**SUPPLIED MATERIAL:**
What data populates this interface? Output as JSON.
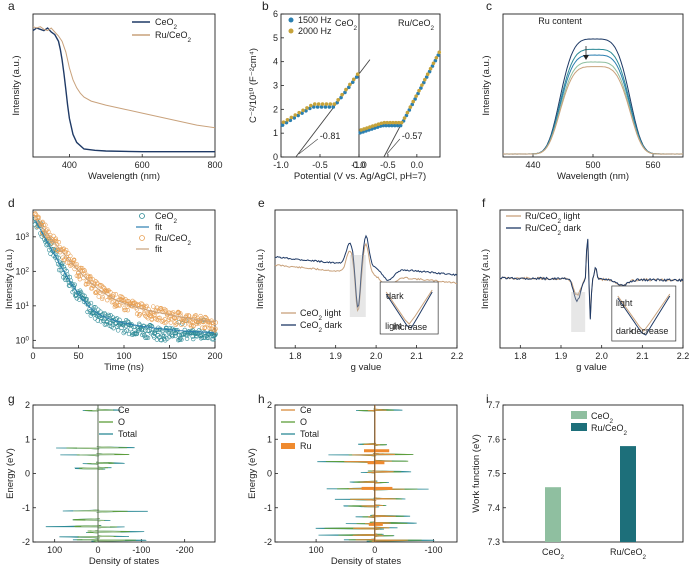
{
  "figure": {
    "colors": {
      "navy": "#1f3a66",
      "tan": "#c9a27c",
      "teal": "#2c8a96",
      "orange": "#e8a054",
      "blue": "#2b7fb0",
      "gold": "#c6a33a",
      "green": "#5e9e3a",
      "lightgreen": "#9dc08b",
      "ce_orange": "#d98c3c",
      "ru": "#ef8a2f",
      "darkteal": "#1d6f7a",
      "mint": "#8fbfa0"
    }
  },
  "chart_data": [
    {
      "id": "a",
      "type": "line",
      "panel_label": "a",
      "xlabel": "Wavelength (nm)",
      "ylabel": "Intensity (a.u.)",
      "xlim": [
        300,
        800
      ],
      "xticks": [
        "400",
        "600",
        "800"
      ],
      "series": [
        {
          "name": "CeO",
          "sub": "2",
          "legend": "CeO₂",
          "x": [
            300,
            310,
            320,
            330,
            340,
            350,
            360,
            370,
            375,
            380,
            385,
            390,
            395,
            400,
            410,
            420,
            440,
            470,
            500,
            600,
            700,
            800
          ],
          "y": [
            0.92,
            0.94,
            0.93,
            0.92,
            0.94,
            0.91,
            0.89,
            0.84,
            0.78,
            0.7,
            0.6,
            0.48,
            0.36,
            0.26,
            0.14,
            0.08,
            0.03,
            0.02,
            0.015,
            0.01,
            0.01,
            0.01
          ]
        },
        {
          "name": "Ru/CeO",
          "sub": "2",
          "legend": "Ru/CeO₂",
          "x": [
            300,
            310,
            320,
            330,
            340,
            350,
            360,
            370,
            380,
            390,
            400,
            410,
            420,
            430,
            440,
            460,
            500,
            550,
            600,
            650,
            700,
            750,
            800
          ],
          "y": [
            0.95,
            0.94,
            0.95,
            0.93,
            0.92,
            0.94,
            0.91,
            0.88,
            0.84,
            0.76,
            0.64,
            0.55,
            0.49,
            0.45,
            0.42,
            0.39,
            0.36,
            0.33,
            0.3,
            0.27,
            0.24,
            0.21,
            0.19
          ]
        }
      ]
    },
    {
      "id": "b",
      "type": "scatter",
      "panel_label": "b",
      "ylabel": "C⁻²/10¹⁰ (F⁻²cm⁴)",
      "xlabel": "Potential (V vs. Ag/AgCl, pH=7)",
      "ylim": [
        0,
        6
      ],
      "yticks": [
        "0",
        "1",
        "2",
        "3",
        "4",
        "5",
        "6"
      ],
      "subpanels": [
        {
          "name": "CeO",
          "sub": "2",
          "xlim": [
            -1.0,
            0.0
          ],
          "xticks": [
            "-1.0",
            "-0.5",
            "0.0"
          ],
          "intercept": -0.81,
          "intercept_label": "-0.81"
        },
        {
          "name": "Ru/CeO",
          "sub": "2",
          "xlim": [
            -1.0,
            0.4
          ],
          "xticks": [
            "-1.0",
            "-0.5",
            "0.0"
          ],
          "intercept": -0.57,
          "intercept_label": "-0.57"
        }
      ],
      "series": [
        {
          "name": "1500 Hz"
        },
        {
          "name": "2000 Hz"
        }
      ]
    },
    {
      "id": "c",
      "type": "line",
      "panel_label": "c",
      "xlabel": "Wavelength (nm)",
      "ylabel": "Intensity (a.u.)",
      "xlim": [
        410,
        590
      ],
      "xticks": [
        "440",
        "500",
        "560"
      ],
      "annotation": "Ru content",
      "series": [
        {
          "name": "s1",
          "peak": 1.0
        },
        {
          "name": "s2",
          "peak": 0.91
        },
        {
          "name": "s3",
          "peak": 0.86
        },
        {
          "name": "s4",
          "peak": 0.8
        },
        {
          "name": "s5",
          "peak": 0.76
        }
      ]
    },
    {
      "id": "d",
      "type": "scatter",
      "panel_label": "d",
      "xlabel": "Time (ns)",
      "ylabel": "Intensity (a.u.)",
      "xlim": [
        0,
        200
      ],
      "xticks": [
        "0",
        "50",
        "100",
        "150",
        "200"
      ],
      "ylim_log": [
        0.6,
        6000
      ],
      "yticks": [
        {
          "b": "10",
          "e": "0"
        },
        {
          "b": "10",
          "e": "1"
        },
        {
          "b": "10",
          "e": "2"
        },
        {
          "b": "10",
          "e": "3"
        }
      ],
      "series": [
        {
          "name": "CeO",
          "sub": "2",
          "tau": 9
        },
        {
          "name": "fit"
        },
        {
          "name": "Ru/CeO",
          "sub": "2",
          "tau": 13
        },
        {
          "name": "fit"
        }
      ]
    },
    {
      "id": "e",
      "type": "line",
      "panel_label": "e",
      "xlabel": "g value",
      "ylabel": "Intensity (a.u.)",
      "xlim": [
        1.75,
        2.2
      ],
      "xticks": [
        "1.8",
        "1.9",
        "2.0",
        "2.1",
        "2.2"
      ],
      "series": [
        {
          "name": "CeO",
          "sub": "2",
          "suffix": " light"
        },
        {
          "name": "CeO",
          "sub": "2",
          "suffix": " dark"
        }
      ],
      "inset": {
        "dark": "dark",
        "light": "light",
        "increase": "increase"
      }
    },
    {
      "id": "f",
      "type": "line",
      "panel_label": "f",
      "xlabel": "g value",
      "ylabel": "Intensity (a.u.)",
      "xlim": [
        1.75,
        2.2
      ],
      "xticks": [
        "1.8",
        "1.9",
        "2.0",
        "2.1",
        "2.2"
      ],
      "series": [
        {
          "name": "Ru/CeO",
          "sub": "2",
          "suffix": " light"
        },
        {
          "name": "Ru/CeO",
          "sub": "2",
          "suffix": " dark"
        }
      ],
      "inset": {
        "light": "light",
        "dark": "dark",
        "decrease": "decrease"
      }
    },
    {
      "id": "g",
      "type": "line",
      "panel_label": "g",
      "xlabel": "Density of states",
      "ylabel": "Energy (eV)",
      "xlim": [
        150,
        -270
      ],
      "xticks": [
        "100",
        "0",
        "-100",
        "-200"
      ],
      "ylim": [
        -2,
        2
      ],
      "yticks": [
        "-2",
        "-1",
        "0",
        "1",
        "2"
      ],
      "series": [
        {
          "name": "Ce"
        },
        {
          "name": "O"
        },
        {
          "name": "Total"
        }
      ]
    },
    {
      "id": "h",
      "type": "line",
      "panel_label": "h",
      "xlabel": "Density of states",
      "ylabel": "Energy (eV)",
      "xlim": [
        170,
        -140
      ],
      "xticks": [
        "100",
        "0",
        "-100"
      ],
      "ylim": [
        -2,
        2
      ],
      "yticks": [
        "-2",
        "-1",
        "0",
        "1",
        "2"
      ],
      "series": [
        {
          "name": "Ce"
        },
        {
          "name": "O"
        },
        {
          "name": "Total"
        },
        {
          "name": "Ru"
        }
      ]
    },
    {
      "id": "i",
      "type": "bar",
      "panel_label": "i",
      "ylabel": "Work function (eV)",
      "ylim": [
        7.3,
        7.7
      ],
      "yticks": [
        "7.3",
        "7.4",
        "7.5",
        "7.6",
        "7.7"
      ],
      "categories": [
        {
          "name": "CeO",
          "sub": "2"
        },
        {
          "name": "Ru/CeO",
          "sub": "2"
        }
      ],
      "values": [
        7.46,
        7.58
      ]
    }
  ]
}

**WHAT IS EXPECTED:** Write out all the entries word for word, but skip any images.

**RESPONSE TO THIS EXERCISE:**
What data populates this interface? Output as JSON.
{
  "figure": {
    "colors": {
      "navy": "#1f3a66",
      "tan": "#c9a27c",
      "teal": "#2c8a96",
      "orange": "#e8a054",
      "blue": "#2b7fb0",
      "gold": "#c6a33a",
      "green": "#5e9e3a",
      "lightgreen": "#9dc08b",
      "ce_orange": "#d98c3c",
      "ru": "#ef8a2f",
      "darkteal": "#1d6f7a",
      "mint": "#8fbfa0"
    }
  },
  "chart_data": [
    {
      "id": "a",
      "type": "line",
      "panel_label": "a",
      "xlabel": "Wavelength (nm)",
      "ylabel": "Intensity (a.u.)",
      "xlim": [
        300,
        800
      ],
      "xticks": [
        "400",
        "600",
        "800"
      ],
      "series": [
        {
          "name": "CeO",
          "sub": "2",
          "legend": "CeO₂",
          "x": [
            300,
            310,
            320,
            330,
            340,
            350,
            360,
            370,
            375,
            380,
            385,
            390,
            395,
            400,
            410,
            420,
            440,
            470,
            500,
            600,
            700,
            800
          ],
          "y": [
            0.92,
            0.94,
            0.93,
            0.92,
            0.94,
            0.91,
            0.89,
            0.84,
            0.78,
            0.7,
            0.6,
            0.48,
            0.36,
            0.26,
            0.14,
            0.08,
            0.03,
            0.02,
            0.015,
            0.01,
            0.01,
            0.01
          ]
        },
        {
          "name": "Ru/CeO",
          "sub": "2",
          "legend": "Ru/CeO₂",
          "x": [
            300,
            310,
            320,
            330,
            340,
            350,
            360,
            370,
            380,
            390,
            400,
            410,
            420,
            430,
            440,
            460,
            500,
            550,
            600,
            650,
            700,
            750,
            800
          ],
          "y": [
            0.95,
            0.94,
            0.95,
            0.93,
            0.92,
            0.94,
            0.91,
            0.88,
            0.84,
            0.76,
            0.64,
            0.55,
            0.49,
            0.45,
            0.42,
            0.39,
            0.36,
            0.33,
            0.3,
            0.27,
            0.24,
            0.21,
            0.19
          ]
        }
      ]
    },
    {
      "id": "b",
      "type": "scatter",
      "panel_label": "b",
      "ylabel": "C⁻²/10¹⁰ (F⁻²cm⁴)",
      "xlabel": "Potential (V vs. Ag/AgCl, pH=7)",
      "ylim": [
        0,
        6
      ],
      "yticks": [
        "0",
        "1",
        "2",
        "3",
        "4",
        "5",
        "6"
      ],
      "subpanels": [
        {
          "name": "CeO",
          "sub": "2",
          "xlim": [
            -1.0,
            0.0
          ],
          "xticks": [
            "-1.0",
            "-0.5",
            "0.0"
          ],
          "intercept": -0.81,
          "intercept_label": "-0.81"
        },
        {
          "name": "Ru/CeO",
          "sub": "2",
          "xlim": [
            -1.0,
            0.4
          ],
          "xticks": [
            "-1.0",
            "-0.5",
            "0.0"
          ],
          "intercept": -0.57,
          "intercept_label": "-0.57"
        }
      ],
      "series": [
        {
          "name": "1500 Hz"
        },
        {
          "name": "2000 Hz"
        }
      ]
    },
    {
      "id": "c",
      "type": "line",
      "panel_label": "c",
      "xlabel": "Wavelength (nm)",
      "ylabel": "Intensity (a.u.)",
      "xlim": [
        410,
        590
      ],
      "xticks": [
        "440",
        "500",
        "560"
      ],
      "annotation": "Ru content",
      "series": [
        {
          "name": "s1",
          "peak": 1.0
        },
        {
          "name": "s2",
          "peak": 0.91
        },
        {
          "name": "s3",
          "peak": 0.86
        },
        {
          "name": "s4",
          "peak": 0.8
        },
        {
          "name": "s5",
          "peak": 0.76
        }
      ]
    },
    {
      "id": "d",
      "type": "scatter",
      "panel_label": "d",
      "xlabel": "Time (ns)",
      "ylabel": "Intensity (a.u.)",
      "xlim": [
        0,
        200
      ],
      "xticks": [
        "0",
        "50",
        "100",
        "150",
        "200"
      ],
      "ylim_log": [
        0.6,
        6000
      ],
      "yticks": [
        {
          "b": "10",
          "e": "0"
        },
        {
          "b": "10",
          "e": "1"
        },
        {
          "b": "10",
          "e": "2"
        },
        {
          "b": "10",
          "e": "3"
        }
      ],
      "series": [
        {
          "name": "CeO",
          "sub": "2",
          "tau": 9
        },
        {
          "name": "fit"
        },
        {
          "name": "Ru/CeO",
          "sub": "2",
          "tau": 13
        },
        {
          "name": "fit"
        }
      ]
    },
    {
      "id": "e",
      "type": "line",
      "panel_label": "e",
      "xlabel": "g value",
      "ylabel": "Intensity (a.u.)",
      "xlim": [
        1.75,
        2.2
      ],
      "xticks": [
        "1.8",
        "1.9",
        "2.0",
        "2.1",
        "2.2"
      ],
      "series": [
        {
          "name": "CeO",
          "sub": "2",
          "suffix": " light"
        },
        {
          "name": "CeO",
          "sub": "2",
          "suffix": " dark"
        }
      ],
      "inset": {
        "dark": "dark",
        "light": "light",
        "increase": "increase"
      }
    },
    {
      "id": "f",
      "type": "line",
      "panel_label": "f",
      "xlabel": "g value",
      "ylabel": "Intensity (a.u.)",
      "xlim": [
        1.75,
        2.2
      ],
      "xticks": [
        "1.8",
        "1.9",
        "2.0",
        "2.1",
        "2.2"
      ],
      "series": [
        {
          "name": "Ru/CeO",
          "sub": "2",
          "suffix": " light"
        },
        {
          "name": "Ru/CeO",
          "sub": "2",
          "suffix": " dark"
        }
      ],
      "inset": {
        "light": "light",
        "dark": "dark",
        "decrease": "decrease"
      }
    },
    {
      "id": "g",
      "type": "line",
      "panel_label": "g",
      "xlabel": "Density of states",
      "ylabel": "Energy (eV)",
      "xlim": [
        150,
        -270
      ],
      "xticks": [
        "100",
        "0",
        "-100",
        "-200"
      ],
      "ylim": [
        -2,
        2
      ],
      "yticks": [
        "-2",
        "-1",
        "0",
        "1",
        "2"
      ],
      "series": [
        {
          "name": "Ce"
        },
        {
          "name": "O"
        },
        {
          "name": "Total"
        }
      ]
    },
    {
      "id": "h",
      "type": "line",
      "panel_label": "h",
      "xlabel": "Density of states",
      "ylabel": "Energy (eV)",
      "xlim": [
        170,
        -140
      ],
      "xticks": [
        "100",
        "0",
        "-100"
      ],
      "ylim": [
        -2,
        2
      ],
      "yticks": [
        "-2",
        "-1",
        "0",
        "1",
        "2"
      ],
      "series": [
        {
          "name": "Ce"
        },
        {
          "name": "O"
        },
        {
          "name": "Total"
        },
        {
          "name": "Ru"
        }
      ]
    },
    {
      "id": "i",
      "type": "bar",
      "panel_label": "i",
      "ylabel": "Work function (eV)",
      "ylim": [
        7.3,
        7.7
      ],
      "yticks": [
        "7.3",
        "7.4",
        "7.5",
        "7.6",
        "7.7"
      ],
      "categories": [
        {
          "name": "CeO",
          "sub": "2"
        },
        {
          "name": "Ru/CeO",
          "sub": "2"
        }
      ],
      "values": [
        7.46,
        7.58
      ]
    }
  ]
}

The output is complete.